» WHAT THE TASK ASKS: Extract every line of the material below and reproduce it faithfully.

» PROVIDED ENTRIES:
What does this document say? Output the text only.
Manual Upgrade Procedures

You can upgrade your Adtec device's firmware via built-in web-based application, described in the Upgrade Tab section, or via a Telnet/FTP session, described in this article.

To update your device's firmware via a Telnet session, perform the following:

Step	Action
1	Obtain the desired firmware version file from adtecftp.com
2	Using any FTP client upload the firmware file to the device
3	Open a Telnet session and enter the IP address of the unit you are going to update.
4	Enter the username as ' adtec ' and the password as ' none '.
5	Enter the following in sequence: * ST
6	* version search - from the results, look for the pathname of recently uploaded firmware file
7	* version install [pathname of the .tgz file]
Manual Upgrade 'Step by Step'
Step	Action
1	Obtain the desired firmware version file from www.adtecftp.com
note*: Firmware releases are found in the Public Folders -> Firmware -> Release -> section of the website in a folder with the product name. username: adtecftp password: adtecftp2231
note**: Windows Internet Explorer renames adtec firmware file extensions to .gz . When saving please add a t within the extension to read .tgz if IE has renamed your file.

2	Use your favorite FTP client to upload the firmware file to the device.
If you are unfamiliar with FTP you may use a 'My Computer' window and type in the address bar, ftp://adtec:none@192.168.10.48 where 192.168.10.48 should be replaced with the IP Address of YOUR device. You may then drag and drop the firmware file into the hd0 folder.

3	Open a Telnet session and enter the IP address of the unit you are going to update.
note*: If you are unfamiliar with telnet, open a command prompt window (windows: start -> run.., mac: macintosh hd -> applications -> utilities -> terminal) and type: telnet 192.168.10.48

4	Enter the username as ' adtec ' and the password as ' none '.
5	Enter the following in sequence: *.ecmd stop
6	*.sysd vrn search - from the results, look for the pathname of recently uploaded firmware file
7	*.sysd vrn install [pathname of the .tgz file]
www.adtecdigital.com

» TASK RESULT:
What does this document say? Output the text only.
Manual Upgrade Procedures

You can upgrade your Adtec device's firmware via built-in web-based application, described in the Upgrade Tab section, or via a Telnet/FTP session, described in this article.

To update your device's firmware via a Telnet session, perform the following:

Step	Action
1	Obtain the desired firmware version file from adtecftp.com
2	Using any FTP client upload the firmware file to the device
3	Open a Telnet session and enter the IP address of the unit you are going to update.
4	Enter the username as ' adtec ' and the password as ' none '.
5	Enter the following in sequence: * ST
6	* version search - from the results, look for the pathname of recently uploaded firmware file
7	* version install [pathname of the .tgz file]
Manual Upgrade 'Step by Step'
Step	Action
1	Obtain the desired firmware version file from www.adtecftp.com
note*: Firmware releases are found in the Public Folders -> Firmware -> Release -> section of the website in a folder with the product name. username: adtecftp password: adtecftp2231
note**: Windows Internet Explorer renames adtec firmware file extensions to .gz . When saving please add a t within the extension to read .tgz if IE has renamed your file.

2	Use your favorite FTP client to upload the firmware file to the device.
If you are unfamiliar with FTP you may use a 'My Computer' window and type in the address bar, ftp://adtec:none@192.168.10.48 where 192.168.10.48 should be replaced with the IP Address of YOUR device. You may then drag and drop the firmware file into the hd0 folder.

3	Open a Telnet session and enter the IP address of the unit you are going to update.
note*: If you are unfamiliar with telnet, open a command prompt window (windows: start -> run.., mac: macintosh hd -> applications -> utilities -> terminal) and type: telnet 192.168.10.48

4	Enter the username as ' adtec ' and the password as ' none '.
5	Enter the following in sequence: *.ecmd stop
6	*.sysd vrn search - from the results, look for the pathname of recently uploaded firmware file
7	*.sysd vrn install [pathname of the .tgz file]
www.adtecdigital.com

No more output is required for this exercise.